Exercise goal
Your task is to print all of the data word for word.

---

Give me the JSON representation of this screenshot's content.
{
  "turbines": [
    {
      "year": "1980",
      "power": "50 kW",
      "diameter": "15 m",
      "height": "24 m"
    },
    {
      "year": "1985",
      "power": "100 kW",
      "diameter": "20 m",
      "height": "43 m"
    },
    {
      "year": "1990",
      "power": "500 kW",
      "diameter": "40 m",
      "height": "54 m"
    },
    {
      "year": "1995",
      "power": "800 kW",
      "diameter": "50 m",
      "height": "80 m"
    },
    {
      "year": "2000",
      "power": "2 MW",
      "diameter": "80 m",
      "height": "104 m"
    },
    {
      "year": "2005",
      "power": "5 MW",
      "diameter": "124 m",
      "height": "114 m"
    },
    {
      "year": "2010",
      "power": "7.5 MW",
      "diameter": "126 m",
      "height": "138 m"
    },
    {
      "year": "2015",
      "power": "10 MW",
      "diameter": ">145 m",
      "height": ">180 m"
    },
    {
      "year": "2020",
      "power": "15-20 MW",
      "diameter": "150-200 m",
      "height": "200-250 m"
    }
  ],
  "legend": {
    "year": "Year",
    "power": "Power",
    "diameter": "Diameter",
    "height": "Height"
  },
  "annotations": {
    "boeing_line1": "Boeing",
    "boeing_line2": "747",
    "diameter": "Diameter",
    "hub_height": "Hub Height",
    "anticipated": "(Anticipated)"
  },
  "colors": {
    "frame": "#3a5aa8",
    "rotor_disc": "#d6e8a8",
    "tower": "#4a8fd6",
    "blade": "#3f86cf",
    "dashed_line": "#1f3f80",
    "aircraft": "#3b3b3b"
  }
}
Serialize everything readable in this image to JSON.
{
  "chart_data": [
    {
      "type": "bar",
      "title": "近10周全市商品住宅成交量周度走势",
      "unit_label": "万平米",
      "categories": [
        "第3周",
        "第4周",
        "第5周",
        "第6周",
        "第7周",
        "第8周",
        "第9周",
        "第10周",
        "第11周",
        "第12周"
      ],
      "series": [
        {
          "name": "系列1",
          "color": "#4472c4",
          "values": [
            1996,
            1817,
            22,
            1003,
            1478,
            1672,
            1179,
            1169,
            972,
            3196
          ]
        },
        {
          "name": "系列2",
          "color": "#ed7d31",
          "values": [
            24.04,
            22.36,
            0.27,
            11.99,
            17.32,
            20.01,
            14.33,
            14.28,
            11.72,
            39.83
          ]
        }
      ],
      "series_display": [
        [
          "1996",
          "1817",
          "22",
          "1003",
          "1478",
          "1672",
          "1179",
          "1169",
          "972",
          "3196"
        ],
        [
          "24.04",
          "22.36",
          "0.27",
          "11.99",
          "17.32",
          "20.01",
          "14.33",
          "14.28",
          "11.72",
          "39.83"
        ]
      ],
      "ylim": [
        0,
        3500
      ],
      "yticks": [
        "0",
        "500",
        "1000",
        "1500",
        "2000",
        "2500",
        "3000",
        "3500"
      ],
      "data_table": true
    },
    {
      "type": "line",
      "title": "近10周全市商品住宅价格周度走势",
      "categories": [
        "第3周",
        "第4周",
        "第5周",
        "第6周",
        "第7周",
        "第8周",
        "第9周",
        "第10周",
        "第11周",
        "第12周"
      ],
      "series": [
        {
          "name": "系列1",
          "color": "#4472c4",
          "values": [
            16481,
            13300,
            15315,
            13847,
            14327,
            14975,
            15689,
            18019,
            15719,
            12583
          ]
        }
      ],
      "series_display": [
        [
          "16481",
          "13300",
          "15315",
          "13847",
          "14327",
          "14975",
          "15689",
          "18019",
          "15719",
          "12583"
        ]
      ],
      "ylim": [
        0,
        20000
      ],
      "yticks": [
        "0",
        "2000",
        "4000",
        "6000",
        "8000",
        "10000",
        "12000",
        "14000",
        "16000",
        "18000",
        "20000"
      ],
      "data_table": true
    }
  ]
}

---

Complete response
Give me the JSON representation of this screenshot's content.
{
  "turbines": [
    {
      "year": "1980",
      "power": "50 kW",
      "diameter": "15 m",
      "height": "24 m"
    },
    {
      "year": "1985",
      "power": "100 kW",
      "diameter": "20 m",
      "height": "43 m"
    },
    {
      "year": "1990",
      "power": "500 kW",
      "diameter": "40 m",
      "height": "54 m"
    },
    {
      "year": "1995",
      "power": "800 kW",
      "diameter": "50 m",
      "height": "80 m"
    },
    {
      "year": "2000",
      "power": "2 MW",
      "diameter": "80 m",
      "height": "104 m"
    },
    {
      "year": "2005",
      "power": "5 MW",
      "diameter": "124 m",
      "height": "114 m"
    },
    {
      "year": "2010",
      "power": "7.5 MW",
      "diameter": "126 m",
      "height": "138 m"
    },
    {
      "year": "2015",
      "power": "10 MW",
      "diameter": ">145 m",
      "height": ">180 m"
    },
    {
      "year": "2020",
      "power": "15-20 MW",
      "diameter": "150-200 m",
      "height": "200-250 m"
    }
  ],
  "legend": {
    "year": "Year",
    "power": "Power",
    "diameter": "Diameter",
    "height": "Height"
  },
  "annotations": {
    "boeing_line1": "Boeing",
    "boeing_line2": "747",
    "diameter": "Diameter",
    "hub_height": "Hub Height",
    "anticipated": "(Anticipated)"
  },
  "colors": {
    "frame": "#3a5aa8",
    "rotor_disc": "#d6e8a8",
    "tower": "#4a8fd6",
    "blade": "#3f86cf",
    "dashed_line": "#1f3f80",
    "aircraft": "#3b3b3b"
  }
}
Serialize everything readable in this image to JSON.
{
  "chart_data": [
    {
      "type": "bar",
      "title": "近10周全市商品住宅成交量周度走势",
      "unit_label": "万平米",
      "categories": [
        "第3周",
        "第4周",
        "第5周",
        "第6周",
        "第7周",
        "第8周",
        "第9周",
        "第10周",
        "第11周",
        "第12周"
      ],
      "series": [
        {
          "name": "系列1",
          "color": "#4472c4",
          "values": [
            1996,
            1817,
            22,
            1003,
            1478,
            1672,
            1179,
            1169,
            972,
            3196
          ]
        },
        {
          "name": "系列2",
          "color": "#ed7d31",
          "values": [
            24.04,
            22.36,
            0.27,
            11.99,
            17.32,
            20.01,
            14.33,
            14.28,
            11.72,
            39.83
          ]
        }
      ],
      "series_display": [
        [
          "1996",
          "1817",
          "22",
          "1003",
          "1478",
          "1672",
          "1179",
          "1169",
          "972",
          "3196"
        ],
        [
          "24.04",
          "22.36",
          "0.27",
          "11.99",
          "17.32",
          "20.01",
          "14.33",
          "14.28",
          "11.72",
          "39.83"
        ]
      ],
      "ylim": [
        0,
        3500
      ],
      "yticks": [
        "0",
        "500",
        "1000",
        "1500",
        "2000",
        "2500",
        "3000",
        "3500"
      ],
      "data_table": true
    },
    {
      "type": "line",
      "title": "近10周全市商品住宅价格周度走势",
      "categories": [
        "第3周",
        "第4周",
        "第5周",
        "第6周",
        "第7周",
        "第8周",
        "第9周",
        "第10周",
        "第11周",
        "第12周"
      ],
      "series": [
        {
          "name": "系列1",
          "color": "#4472c4",
          "values": [
            16481,
            13300,
            15315,
            13847,
            14327,
            14975,
            15689,
            18019,
            15719,
            12583
          ]
        }
      ],
      "series_display": [
        [
          "16481",
          "13300",
          "15315",
          "13847",
          "14327",
          "14975",
          "15689",
          "18019",
          "15719",
          "12583"
        ]
      ],
      "ylim": [
        0,
        20000
      ],
      "yticks": [
        "0",
        "2000",
        "4000",
        "6000",
        "8000",
        "10000",
        "12000",
        "14000",
        "16000",
        "18000",
        "20000"
      ],
      "data_table": true
    }
  ]
}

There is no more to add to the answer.